Description of the task: Report how many lines contain the word "data"; answer with the number only.

Stored records:
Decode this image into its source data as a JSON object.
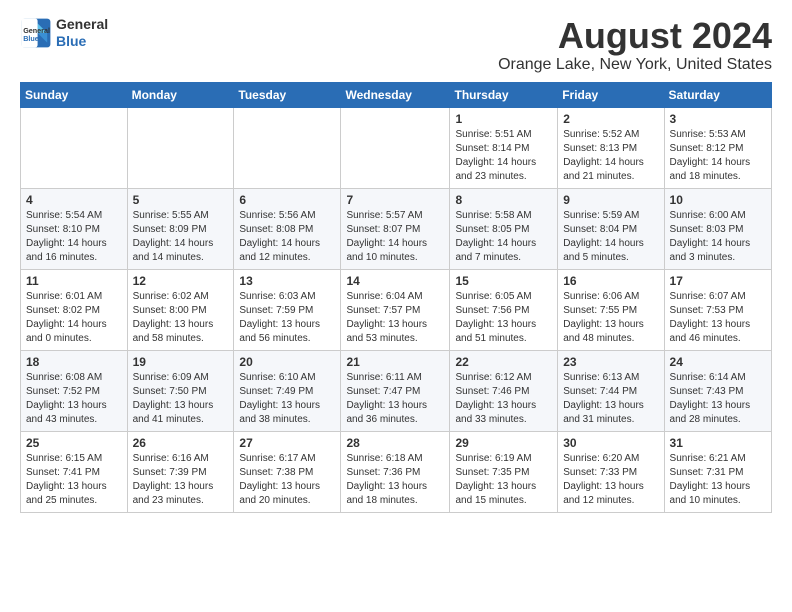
{
  "header": {
    "logo_line1": "General",
    "logo_line2": "Blue",
    "month_title": "August 2024",
    "location": "Orange Lake, New York, United States"
  },
  "weekdays": [
    "Sunday",
    "Monday",
    "Tuesday",
    "Wednesday",
    "Thursday",
    "Friday",
    "Saturday"
  ],
  "weeks": [
    [
      {
        "day": "",
        "info": ""
      },
      {
        "day": "",
        "info": ""
      },
      {
        "day": "",
        "info": ""
      },
      {
        "day": "",
        "info": ""
      },
      {
        "day": "1",
        "info": "Sunrise: 5:51 AM\nSunset: 8:14 PM\nDaylight: 14 hours\nand 23 minutes."
      },
      {
        "day": "2",
        "info": "Sunrise: 5:52 AM\nSunset: 8:13 PM\nDaylight: 14 hours\nand 21 minutes."
      },
      {
        "day": "3",
        "info": "Sunrise: 5:53 AM\nSunset: 8:12 PM\nDaylight: 14 hours\nand 18 minutes."
      }
    ],
    [
      {
        "day": "4",
        "info": "Sunrise: 5:54 AM\nSunset: 8:10 PM\nDaylight: 14 hours\nand 16 minutes."
      },
      {
        "day": "5",
        "info": "Sunrise: 5:55 AM\nSunset: 8:09 PM\nDaylight: 14 hours\nand 14 minutes."
      },
      {
        "day": "6",
        "info": "Sunrise: 5:56 AM\nSunset: 8:08 PM\nDaylight: 14 hours\nand 12 minutes."
      },
      {
        "day": "7",
        "info": "Sunrise: 5:57 AM\nSunset: 8:07 PM\nDaylight: 14 hours\nand 10 minutes."
      },
      {
        "day": "8",
        "info": "Sunrise: 5:58 AM\nSunset: 8:05 PM\nDaylight: 14 hours\nand 7 minutes."
      },
      {
        "day": "9",
        "info": "Sunrise: 5:59 AM\nSunset: 8:04 PM\nDaylight: 14 hours\nand 5 minutes."
      },
      {
        "day": "10",
        "info": "Sunrise: 6:00 AM\nSunset: 8:03 PM\nDaylight: 14 hours\nand 3 minutes."
      }
    ],
    [
      {
        "day": "11",
        "info": "Sunrise: 6:01 AM\nSunset: 8:02 PM\nDaylight: 14 hours\nand 0 minutes."
      },
      {
        "day": "12",
        "info": "Sunrise: 6:02 AM\nSunset: 8:00 PM\nDaylight: 13 hours\nand 58 minutes."
      },
      {
        "day": "13",
        "info": "Sunrise: 6:03 AM\nSunset: 7:59 PM\nDaylight: 13 hours\nand 56 minutes."
      },
      {
        "day": "14",
        "info": "Sunrise: 6:04 AM\nSunset: 7:57 PM\nDaylight: 13 hours\nand 53 minutes."
      },
      {
        "day": "15",
        "info": "Sunrise: 6:05 AM\nSunset: 7:56 PM\nDaylight: 13 hours\nand 51 minutes."
      },
      {
        "day": "16",
        "info": "Sunrise: 6:06 AM\nSunset: 7:55 PM\nDaylight: 13 hours\nand 48 minutes."
      },
      {
        "day": "17",
        "info": "Sunrise: 6:07 AM\nSunset: 7:53 PM\nDaylight: 13 hours\nand 46 minutes."
      }
    ],
    [
      {
        "day": "18",
        "info": "Sunrise: 6:08 AM\nSunset: 7:52 PM\nDaylight: 13 hours\nand 43 minutes."
      },
      {
        "day": "19",
        "info": "Sunrise: 6:09 AM\nSunset: 7:50 PM\nDaylight: 13 hours\nand 41 minutes."
      },
      {
        "day": "20",
        "info": "Sunrise: 6:10 AM\nSunset: 7:49 PM\nDaylight: 13 hours\nand 38 minutes."
      },
      {
        "day": "21",
        "info": "Sunrise: 6:11 AM\nSunset: 7:47 PM\nDaylight: 13 hours\nand 36 minutes."
      },
      {
        "day": "22",
        "info": "Sunrise: 6:12 AM\nSunset: 7:46 PM\nDaylight: 13 hours\nand 33 minutes."
      },
      {
        "day": "23",
        "info": "Sunrise: 6:13 AM\nSunset: 7:44 PM\nDaylight: 13 hours\nand 31 minutes."
      },
      {
        "day": "24",
        "info": "Sunrise: 6:14 AM\nSunset: 7:43 PM\nDaylight: 13 hours\nand 28 minutes."
      }
    ],
    [
      {
        "day": "25",
        "info": "Sunrise: 6:15 AM\nSunset: 7:41 PM\nDaylight: 13 hours\nand 25 minutes."
      },
      {
        "day": "26",
        "info": "Sunrise: 6:16 AM\nSunset: 7:39 PM\nDaylight: 13 hours\nand 23 minutes."
      },
      {
        "day": "27",
        "info": "Sunrise: 6:17 AM\nSunset: 7:38 PM\nDaylight: 13 hours\nand 20 minutes."
      },
      {
        "day": "28",
        "info": "Sunrise: 6:18 AM\nSunset: 7:36 PM\nDaylight: 13 hours\nand 18 minutes."
      },
      {
        "day": "29",
        "info": "Sunrise: 6:19 AM\nSunset: 7:35 PM\nDaylight: 13 hours\nand 15 minutes."
      },
      {
        "day": "30",
        "info": "Sunrise: 6:20 AM\nSunset: 7:33 PM\nDaylight: 13 hours\nand 12 minutes."
      },
      {
        "day": "31",
        "info": "Sunrise: 6:21 AM\nSunset: 7:31 PM\nDaylight: 13 hours\nand 10 minutes."
      }
    ]
  ]
}
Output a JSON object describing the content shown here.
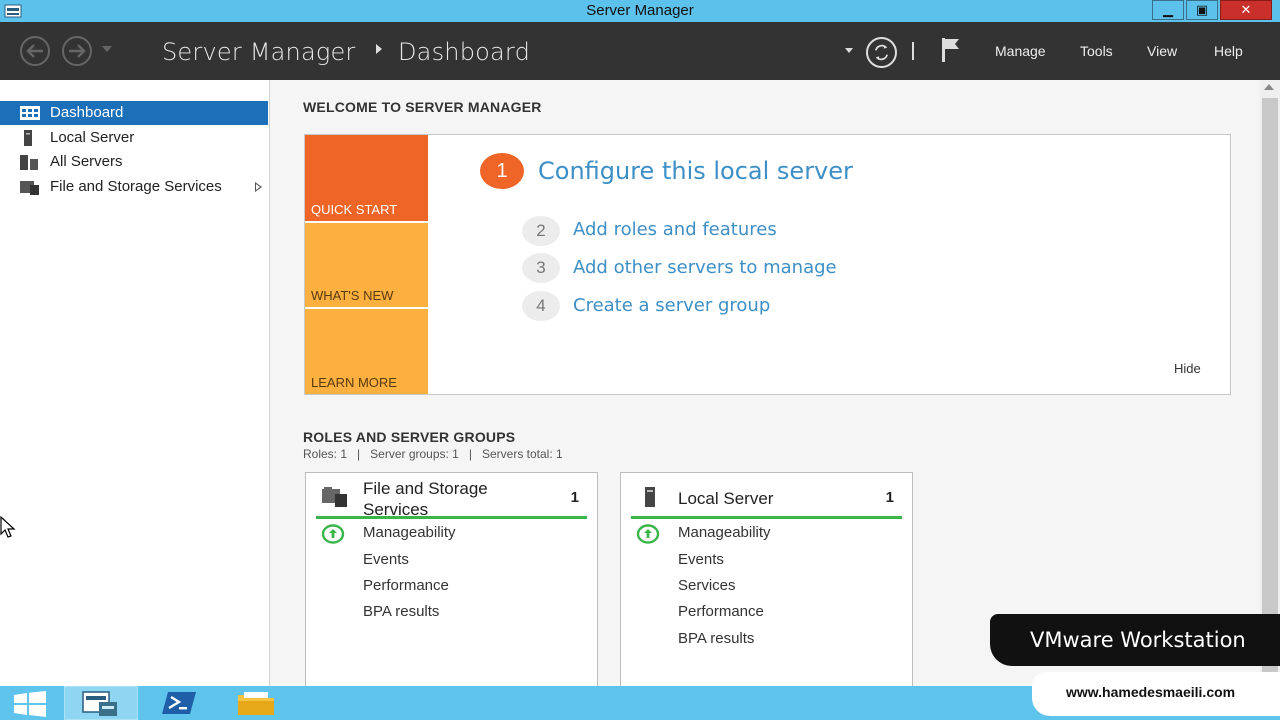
{
  "window": {
    "title": "Server Manager",
    "controls": {
      "minimize": "▁",
      "maximize": "▣",
      "close": "✕"
    }
  },
  "header": {
    "breadcrumb": [
      "Server Manager",
      "Dashboard"
    ],
    "menu": [
      "Manage",
      "Tools",
      "View",
      "Help"
    ]
  },
  "sidebar": {
    "items": [
      {
        "label": "Dashboard",
        "icon": "dashboard-icon",
        "active": true
      },
      {
        "label": "Local Server",
        "icon": "server-icon"
      },
      {
        "label": "All Servers",
        "icon": "servers-icon"
      },
      {
        "label": "File and Storage Services",
        "icon": "storage-icon",
        "has_submenu": true
      }
    ]
  },
  "welcome": {
    "heading": "WELCOME TO SERVER MANAGER",
    "tiles": [
      "QUICK START",
      "WHAT'S NEW",
      "LEARN MORE"
    ],
    "steps": [
      {
        "num": "1",
        "label": "Configure this local server"
      },
      {
        "num": "2",
        "label": "Add roles and features"
      },
      {
        "num": "3",
        "label": "Add other servers to manage"
      },
      {
        "num": "4",
        "label": "Create a server group"
      }
    ],
    "hide_label": "Hide"
  },
  "roles": {
    "heading": "ROLES AND SERVER GROUPS",
    "stats": "Roles: 1   |   Server groups: 1   |   Servers total: 1",
    "cards": [
      {
        "title": "File and Storage Services",
        "count": "1",
        "rows": [
          "Manageability",
          "Events",
          "Performance",
          "BPA results"
        ]
      },
      {
        "title": "Local Server",
        "count": "1",
        "rows": [
          "Manageability",
          "Events",
          "Services",
          "Performance",
          "BPA results"
        ]
      }
    ]
  },
  "overlay": {
    "vmware": "VMware Workstation",
    "website": "www.hamedesmaeili.com"
  },
  "colors": {
    "accent": "#1c6fb9",
    "quick_start": "#ef6427",
    "tile": "#fbb040",
    "link": "#3d8fc6",
    "ok": "#39b54a"
  }
}
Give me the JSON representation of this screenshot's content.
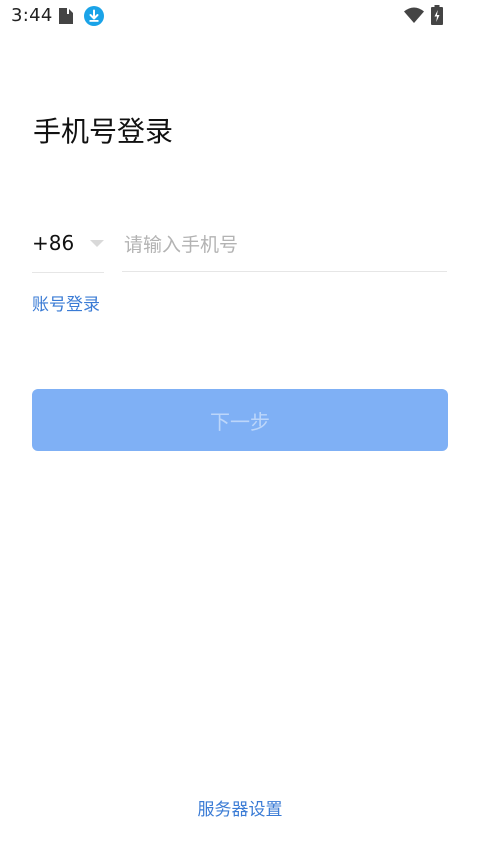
{
  "status_bar": {
    "time": "3:44",
    "icons": [
      "sim-card-icon",
      "download-icon",
      "wifi-icon",
      "battery-charging-icon"
    ],
    "download_icon_color": "#1aa3e8"
  },
  "login": {
    "title": "手机号登录",
    "country_code": "+86",
    "phone_placeholder": "请输入手机号",
    "account_login_label": "账号登录",
    "next_button_label": "下一步",
    "next_button_enabled": false
  },
  "footer": {
    "server_settings_label": "服务器设置"
  },
  "colors": {
    "accent": "#3a7bd5",
    "button_disabled_bg": "#7fb0f5",
    "button_disabled_text": "#bcd6fa",
    "placeholder": "#b3b3b3",
    "divider": "#e6e6e6"
  }
}
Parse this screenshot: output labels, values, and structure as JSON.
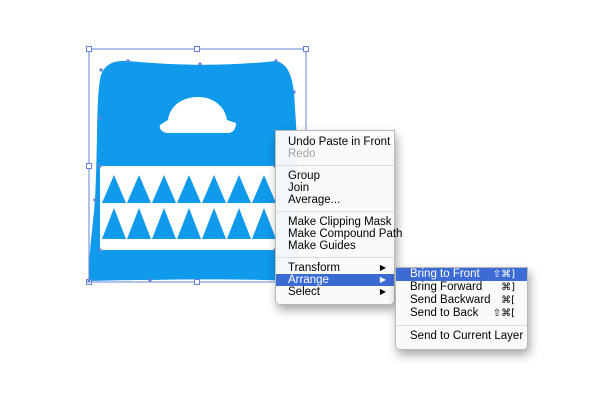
{
  "colors": {
    "shape_fill": "#0f9aeb",
    "highlight": "#3d6bd6",
    "selection": "#6680d8"
  },
  "context_menu": {
    "groups": [
      [
        {
          "label": "Undo Paste in Front",
          "enabled": true
        },
        {
          "label": "Redo",
          "enabled": false
        }
      ],
      [
        {
          "label": "Group",
          "enabled": true
        },
        {
          "label": "Join",
          "enabled": true
        },
        {
          "label": "Average...",
          "enabled": true
        }
      ],
      [
        {
          "label": "Make Clipping Mask",
          "enabled": true
        },
        {
          "label": "Make Compound Path",
          "enabled": true
        },
        {
          "label": "Make Guides",
          "enabled": true
        }
      ],
      [
        {
          "label": "Transform",
          "enabled": true,
          "submenu": true
        },
        {
          "label": "Arrange",
          "enabled": true,
          "submenu": true,
          "highlighted": true
        },
        {
          "label": "Select",
          "enabled": true,
          "submenu": true
        }
      ]
    ]
  },
  "arrange_submenu": {
    "groups": [
      [
        {
          "label": "Bring to Front",
          "shortcut": "⇧⌘]",
          "highlighted": true
        },
        {
          "label": "Bring Forward",
          "shortcut": "⌘]"
        },
        {
          "label": "Send Backward",
          "shortcut": "⌘["
        },
        {
          "label": "Send to Back",
          "shortcut": "⇧⌘["
        }
      ],
      [
        {
          "label": "Send to Current Layer",
          "shortcut": ""
        }
      ]
    ]
  }
}
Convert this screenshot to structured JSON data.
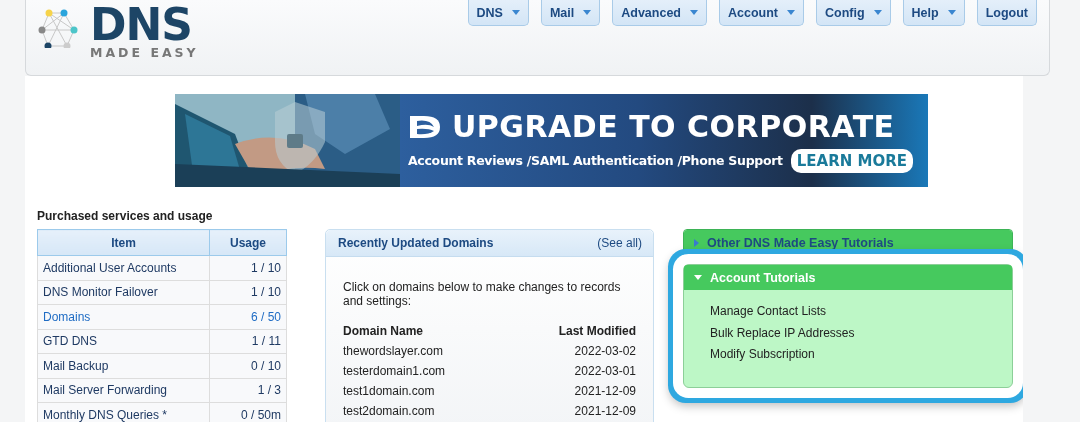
{
  "header": {
    "logo": {
      "title": "DNS",
      "subtitle": "MADE EASY"
    },
    "nav": [
      {
        "label": "DNS",
        "dropdown": true
      },
      {
        "label": "Mail",
        "dropdown": true
      },
      {
        "label": "Advanced",
        "dropdown": true
      },
      {
        "label": "Account",
        "dropdown": true
      },
      {
        "label": "Config",
        "dropdown": true
      },
      {
        "label": "Help",
        "dropdown": true
      },
      {
        "label": "Logout",
        "dropdown": false
      }
    ]
  },
  "banner": {
    "headline": "UPGRADE TO CORPORATE",
    "tagline": "Account Reviews /SAML Authentication /Phone Support",
    "button": "LEARN MORE"
  },
  "usage": {
    "title": "Purchased services and usage",
    "columns": [
      "Item",
      "Usage"
    ],
    "rows": [
      {
        "item": "Additional User Accounts",
        "usage": "1 / 10",
        "link": false
      },
      {
        "item": "DNS Monitor Failover",
        "usage": "1 / 10",
        "link": false
      },
      {
        "item": "Domains",
        "usage": "6 / 50",
        "link": true
      },
      {
        "item": "GTD DNS",
        "usage": "1 / 11",
        "link": false
      },
      {
        "item": "Mail Backup",
        "usage": "0 / 10",
        "link": false
      },
      {
        "item": "Mail Server Forwarding",
        "usage": "1 / 3",
        "link": false
      },
      {
        "item": "Monthly DNS Queries *",
        "usage": "0 / 50m",
        "link": false
      }
    ]
  },
  "recent_domains": {
    "title": "Recently Updated Domains",
    "see_all": "(See all)",
    "intro": "Click on domains below to make changes to records and settings:",
    "columns": [
      "Domain Name",
      "Last Modified"
    ],
    "rows": [
      {
        "domain": "thewordslayer.com",
        "modified": "2022-03-02"
      },
      {
        "domain": "testerdomain1.com",
        "modified": "2022-03-01"
      },
      {
        "domain": "test1domain.com",
        "modified": "2021-12-09"
      },
      {
        "domain": "test2domain.com",
        "modified": "2021-12-09"
      }
    ]
  },
  "tutorials": [
    {
      "title": "Other DNS Made Easy Tutorials",
      "expanded": false,
      "highlighted": false
    },
    {
      "title": "Account Tutorials",
      "expanded": true,
      "highlighted": true,
      "items": [
        "Manage Contact Lists",
        "Bulk Replace IP Addresses",
        "Modify Subscription"
      ]
    }
  ]
}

Completed task: 2